:: Directions for this task ::
Each entry must appear again exactly as it does in the source.

:: Exercise inputs ::
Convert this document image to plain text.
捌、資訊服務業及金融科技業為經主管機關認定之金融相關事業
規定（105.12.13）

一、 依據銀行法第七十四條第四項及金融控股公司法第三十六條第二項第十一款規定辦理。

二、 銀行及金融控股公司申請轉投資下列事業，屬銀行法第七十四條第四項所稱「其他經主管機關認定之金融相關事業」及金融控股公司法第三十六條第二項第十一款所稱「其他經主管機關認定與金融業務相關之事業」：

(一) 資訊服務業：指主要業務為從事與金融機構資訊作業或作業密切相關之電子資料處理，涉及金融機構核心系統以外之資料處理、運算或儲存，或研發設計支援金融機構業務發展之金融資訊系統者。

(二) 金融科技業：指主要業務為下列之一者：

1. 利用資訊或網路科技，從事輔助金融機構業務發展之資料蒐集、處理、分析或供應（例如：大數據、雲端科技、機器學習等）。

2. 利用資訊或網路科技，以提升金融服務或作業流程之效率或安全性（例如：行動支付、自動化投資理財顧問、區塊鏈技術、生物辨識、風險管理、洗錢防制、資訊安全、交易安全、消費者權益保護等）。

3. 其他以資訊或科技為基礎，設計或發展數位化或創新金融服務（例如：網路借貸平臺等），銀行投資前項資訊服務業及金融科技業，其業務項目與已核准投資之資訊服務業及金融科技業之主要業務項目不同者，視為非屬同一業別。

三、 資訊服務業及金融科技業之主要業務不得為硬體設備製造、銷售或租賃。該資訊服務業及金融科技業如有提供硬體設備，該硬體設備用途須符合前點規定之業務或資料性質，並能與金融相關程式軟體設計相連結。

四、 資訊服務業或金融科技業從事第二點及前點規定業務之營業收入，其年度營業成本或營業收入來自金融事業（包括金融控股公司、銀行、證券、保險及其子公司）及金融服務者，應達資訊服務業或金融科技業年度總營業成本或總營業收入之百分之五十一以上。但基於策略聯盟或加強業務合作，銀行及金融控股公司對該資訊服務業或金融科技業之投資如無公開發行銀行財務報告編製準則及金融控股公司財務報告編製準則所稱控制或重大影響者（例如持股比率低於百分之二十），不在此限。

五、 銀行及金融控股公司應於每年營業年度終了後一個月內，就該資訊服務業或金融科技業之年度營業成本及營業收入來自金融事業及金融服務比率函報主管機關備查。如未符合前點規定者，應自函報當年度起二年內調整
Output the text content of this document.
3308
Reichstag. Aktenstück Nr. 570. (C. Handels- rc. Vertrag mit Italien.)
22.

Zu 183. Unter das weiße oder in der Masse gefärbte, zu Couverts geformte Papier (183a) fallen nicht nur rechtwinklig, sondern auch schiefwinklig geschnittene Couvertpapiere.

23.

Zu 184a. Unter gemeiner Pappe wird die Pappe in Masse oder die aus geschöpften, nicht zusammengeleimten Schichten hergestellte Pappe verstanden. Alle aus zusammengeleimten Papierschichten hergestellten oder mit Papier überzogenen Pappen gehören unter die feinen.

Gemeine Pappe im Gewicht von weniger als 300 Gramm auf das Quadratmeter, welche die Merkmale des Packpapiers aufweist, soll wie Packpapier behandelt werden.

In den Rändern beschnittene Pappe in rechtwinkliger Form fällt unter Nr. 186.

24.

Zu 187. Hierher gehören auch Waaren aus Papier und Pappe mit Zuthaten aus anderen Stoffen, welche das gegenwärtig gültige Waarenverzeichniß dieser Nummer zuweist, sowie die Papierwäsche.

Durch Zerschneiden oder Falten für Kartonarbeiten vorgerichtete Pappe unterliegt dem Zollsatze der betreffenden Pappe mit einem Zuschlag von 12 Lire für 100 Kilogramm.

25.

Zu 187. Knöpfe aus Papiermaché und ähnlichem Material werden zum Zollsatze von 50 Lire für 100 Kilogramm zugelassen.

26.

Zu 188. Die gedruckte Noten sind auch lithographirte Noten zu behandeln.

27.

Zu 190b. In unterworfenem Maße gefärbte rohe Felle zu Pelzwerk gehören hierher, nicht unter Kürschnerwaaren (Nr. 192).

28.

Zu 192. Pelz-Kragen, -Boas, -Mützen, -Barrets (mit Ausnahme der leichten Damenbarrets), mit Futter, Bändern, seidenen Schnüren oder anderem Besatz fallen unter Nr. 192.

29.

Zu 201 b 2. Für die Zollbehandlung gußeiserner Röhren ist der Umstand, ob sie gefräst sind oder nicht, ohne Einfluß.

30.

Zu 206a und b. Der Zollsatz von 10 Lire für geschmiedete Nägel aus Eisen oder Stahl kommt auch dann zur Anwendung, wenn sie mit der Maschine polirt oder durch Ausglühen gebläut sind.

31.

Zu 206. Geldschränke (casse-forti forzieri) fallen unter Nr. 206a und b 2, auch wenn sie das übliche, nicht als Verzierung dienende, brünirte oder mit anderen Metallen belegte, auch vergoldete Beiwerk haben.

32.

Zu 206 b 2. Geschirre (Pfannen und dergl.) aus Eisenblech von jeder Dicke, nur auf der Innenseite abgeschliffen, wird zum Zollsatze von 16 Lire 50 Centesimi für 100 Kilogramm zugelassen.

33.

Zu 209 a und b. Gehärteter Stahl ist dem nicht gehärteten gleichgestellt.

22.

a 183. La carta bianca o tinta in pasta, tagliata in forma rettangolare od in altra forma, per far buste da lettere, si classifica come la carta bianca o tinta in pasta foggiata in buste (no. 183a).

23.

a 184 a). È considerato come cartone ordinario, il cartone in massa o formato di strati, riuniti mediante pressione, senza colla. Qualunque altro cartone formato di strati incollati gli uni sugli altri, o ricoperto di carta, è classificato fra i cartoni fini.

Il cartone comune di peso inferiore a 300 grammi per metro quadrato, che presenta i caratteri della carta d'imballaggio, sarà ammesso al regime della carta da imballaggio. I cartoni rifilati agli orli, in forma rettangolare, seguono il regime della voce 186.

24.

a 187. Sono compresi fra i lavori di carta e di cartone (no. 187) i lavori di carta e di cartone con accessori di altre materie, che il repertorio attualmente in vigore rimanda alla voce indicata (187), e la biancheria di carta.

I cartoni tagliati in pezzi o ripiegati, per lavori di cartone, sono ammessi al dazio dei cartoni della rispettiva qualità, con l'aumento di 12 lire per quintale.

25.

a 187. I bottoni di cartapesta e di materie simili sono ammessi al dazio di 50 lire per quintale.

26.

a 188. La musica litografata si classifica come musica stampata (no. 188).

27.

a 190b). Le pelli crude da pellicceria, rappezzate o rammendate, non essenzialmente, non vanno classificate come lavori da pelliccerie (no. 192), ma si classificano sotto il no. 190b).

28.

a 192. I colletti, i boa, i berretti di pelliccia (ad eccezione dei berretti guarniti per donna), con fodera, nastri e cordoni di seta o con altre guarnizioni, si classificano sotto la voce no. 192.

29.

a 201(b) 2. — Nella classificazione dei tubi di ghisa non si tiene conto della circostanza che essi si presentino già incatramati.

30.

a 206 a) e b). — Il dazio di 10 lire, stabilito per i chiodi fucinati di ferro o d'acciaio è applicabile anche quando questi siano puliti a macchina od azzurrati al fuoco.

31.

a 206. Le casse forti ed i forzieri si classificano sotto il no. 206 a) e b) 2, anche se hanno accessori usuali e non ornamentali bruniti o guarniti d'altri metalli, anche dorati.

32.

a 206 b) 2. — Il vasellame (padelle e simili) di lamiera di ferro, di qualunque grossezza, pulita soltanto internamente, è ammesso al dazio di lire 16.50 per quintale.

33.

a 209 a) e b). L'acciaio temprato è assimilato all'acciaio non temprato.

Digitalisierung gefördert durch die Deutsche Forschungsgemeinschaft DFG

:: Task solution ::
Convert this document image to plain text.
捌、資訊服務業及金融科技業為經主管機關認定之金融相關事業
規定（105.12.13）

一、 依據銀行法第七十四條第四項及金融控股公司法第三十六條第二項第十一款規定辦理。

二、 銀行及金融控股公司申請轉投資下列事業，屬銀行法第七十四條第四項所稱「其他經主管機關認定之金融相關事業」及金融控股公司法第三十六條第二項第十一款所稱「其他經主管機關認定與金融業務相關之事業」：

(一) 資訊服務業：指主要業務為從事與金融機構資訊作業或作業密切相關之電子資料處理，涉及金融機構核心系統以外之資料處理、運算或儲存，或研發設計支援金融機構業務發展之金融資訊系統者。

(二) 金融科技業：指主要業務為下列之一者：

1. 利用資訊或網路科技，從事輔助金融機構業務發展之資料蒐集、處理、分析或供應（例如：大數據、雲端科技、機器學習等）。

2. 利用資訊或網路科技，以提升金融服務或作業流程之效率或安全性（例如：行動支付、自動化投資理財顧問、區塊鏈技術、生物辨識、風險管理、洗錢防制、資訊安全、交易安全、消費者權益保護等）。

3. 其他以資訊或科技為基礎，設計或發展數位化或創新金融服務（例如：網路借貸平臺等），銀行投資前項資訊服務業及金融科技業，其業務項目與已核准投資之資訊服務業及金融科技業之主要業務項目不同者，視為非屬同一業別。

三、 資訊服務業及金融科技業之主要業務不得為硬體設備製造、銷售或租賃。該資訊服務業及金融科技業如有提供硬體設備，該硬體設備用途須符合前點規定之業務或資料性質，並能與金融相關程式軟體設計相連結。

四、 資訊服務業或金融科技業從事第二點及前點規定業務之營業收入，其年度營業成本或營業收入來自金融事業（包括金融控股公司、銀行、證券、保險及其子公司）及金融服務者，應達資訊服務業或金融科技業年度總營業成本或總營業收入之百分之五十一以上。但基於策略聯盟或加強業務合作，銀行及金融控股公司對該資訊服務業或金融科技業之投資如無公開發行銀行財務報告編製準則及金融控股公司財務報告編製準則所稱控制或重大影響者（例如持股比率低於百分之二十），不在此限。

五、 銀行及金融控股公司應於每年營業年度終了後一個月內，就該資訊服務業或金融科技業之年度營業成本及營業收入來自金融事業及金融服務比率函報主管機關備查。如未符合前點規定者，應自函報當年度起二年內調整
Output the text content of this document.
3308
Reichstag. Aktenstück Nr. 570. (C. Handels- rc. Vertrag mit Italien.)
22.

Zu 183. Unter das weiße oder in der Masse gefärbte, zu Couverts geformte Papier (183a) fallen nicht nur rechtwinklig, sondern auch schiefwinklig geschnittene Couvertpapiere.

23.

Zu 184a. Unter gemeiner Pappe wird die Pappe in Masse oder die aus geschöpften, nicht zusammengeleimten Schichten hergestellte Pappe verstanden. Alle aus zusammengeleimten Papierschichten hergestellten oder mit Papier überzogenen Pappen gehören unter die feinen.

Gemeine Pappe im Gewicht von weniger als 300 Gramm auf das Quadratmeter, welche die Merkmale des Packpapiers aufweist, soll wie Packpapier behandelt werden.

In den Rändern beschnittene Pappe in rechtwinkliger Form fällt unter Nr. 186.

24.

Zu 187. Hierher gehören auch Waaren aus Papier und Pappe mit Zuthaten aus anderen Stoffen, welche das gegenwärtig gültige Waarenverzeichniß dieser Nummer zuweist, sowie die Papierwäsche.

Durch Zerschneiden oder Falten für Kartonarbeiten vorgerichtete Pappe unterliegt dem Zollsatze der betreffenden Pappe mit einem Zuschlag von 12 Lire für 100 Kilogramm.

25.

Zu 187. Knöpfe aus Papiermaché und ähnlichem Material werden zum Zollsatze von 50 Lire für 100 Kilogramm zugelassen.

26.

Zu 188. Die gedruckte Noten sind auch lithographirte Noten zu behandeln.

27.

Zu 190b. In unterworfenem Maße gefärbte rohe Felle zu Pelzwerk gehören hierher, nicht unter Kürschnerwaaren (Nr. 192).

28.

Zu 192. Pelz-Kragen, -Boas, -Mützen, -Barrets (mit Ausnahme der leichten Damenbarrets), mit Futter, Bändern, seidenen Schnüren oder anderem Besatz fallen unter Nr. 192.

29.

Zu 201 b 2. Für die Zollbehandlung gußeiserner Röhren ist der Umstand, ob sie gefräst sind oder nicht, ohne Einfluß.

30.

Zu 206a und b. Der Zollsatz von 10 Lire für geschmiedete Nägel aus Eisen oder Stahl kommt auch dann zur Anwendung, wenn sie mit der Maschine polirt oder durch Ausglühen gebläut sind.

31.

Zu 206. Geldschränke (casse-forti forzieri) fallen unter Nr. 206a und b 2, auch wenn sie das übliche, nicht als Verzierung dienende, brünirte oder mit anderen Metallen belegte, auch vergoldete Beiwerk haben.

32.

Zu 206 b 2. Geschirre (Pfannen und dergl.) aus Eisenblech von jeder Dicke, nur auf der Innenseite abgeschliffen, wird zum Zollsatze von 16 Lire 50 Centesimi für 100 Kilogramm zugelassen.

33.

Zu 209 a und b. Gehärteter Stahl ist dem nicht gehärteten gleichgestellt.

22.

a 183. La carta bianca o tinta in pasta, tagliata in forma rettangolare od in altra forma, per far buste da lettere, si classifica come la carta bianca o tinta in pasta foggiata in buste (no. 183a).

23.

a 184 a). È considerato come cartone ordinario, il cartone in massa o formato di strati, riuniti mediante pressione, senza colla. Qualunque altro cartone formato di strati incollati gli uni sugli altri, o ricoperto di carta, è classificato fra i cartoni fini.

Il cartone comune di peso inferiore a 300 grammi per metro quadrato, che presenta i caratteri della carta d'imballaggio, sarà ammesso al regime della carta da imballaggio. I cartoni rifilati agli orli, in forma rettangolare, seguono il regime della voce 186.

24.

a 187. Sono compresi fra i lavori di carta e di cartone (no. 187) i lavori di carta e di cartone con accessori di altre materie, che il repertorio attualmente in vigore rimanda alla voce indicata (187), e la biancheria di carta.

I cartoni tagliati in pezzi o ripiegati, per lavori di cartone, sono ammessi al dazio dei cartoni della rispettiva qualità, con l'aumento di 12 lire per quintale.

25.

a 187. I bottoni di cartapesta e di materie simili sono ammessi al dazio di 50 lire per quintale.

26.

a 188. La musica litografata si classifica come musica stampata (no. 188).

27.

a 190b). Le pelli crude da pellicceria, rappezzate o rammendate, non essenzialmente, non vanno classificate come lavori da pelliccerie (no. 192), ma si classificano sotto il no. 190b).

28.

a 192. I colletti, i boa, i berretti di pelliccia (ad eccezione dei berretti guarniti per donna), con fodera, nastri e cordoni di seta o con altre guarnizioni, si classificano sotto la voce no. 192.

29.

a 201(b) 2. — Nella classificazione dei tubi di ghisa non si tiene conto della circostanza che essi si presentino già incatramati.

30.

a 206 a) e b). — Il dazio di 10 lire, stabilito per i chiodi fucinati di ferro o d'acciaio è applicabile anche quando questi siano puliti a macchina od azzurrati al fuoco.

31.

a 206. Le casse forti ed i forzieri si classificano sotto il no. 206 a) e b) 2, anche se hanno accessori usuali e non ornamentali bruniti o guarniti d'altri metalli, anche dorati.

32.

a 206 b) 2. — Il vasellame (padelle e simili) di lamiera di ferro, di qualunque grossezza, pulita soltanto internamente, è ammesso al dazio di lire 16.50 per quintale.

33.

a 209 a) e b). L'acciaio temprato è assimilato all'acciaio non temprato.

Digitalisierung gefördert durch die Deutsche Forschungsgemeinschaft DFG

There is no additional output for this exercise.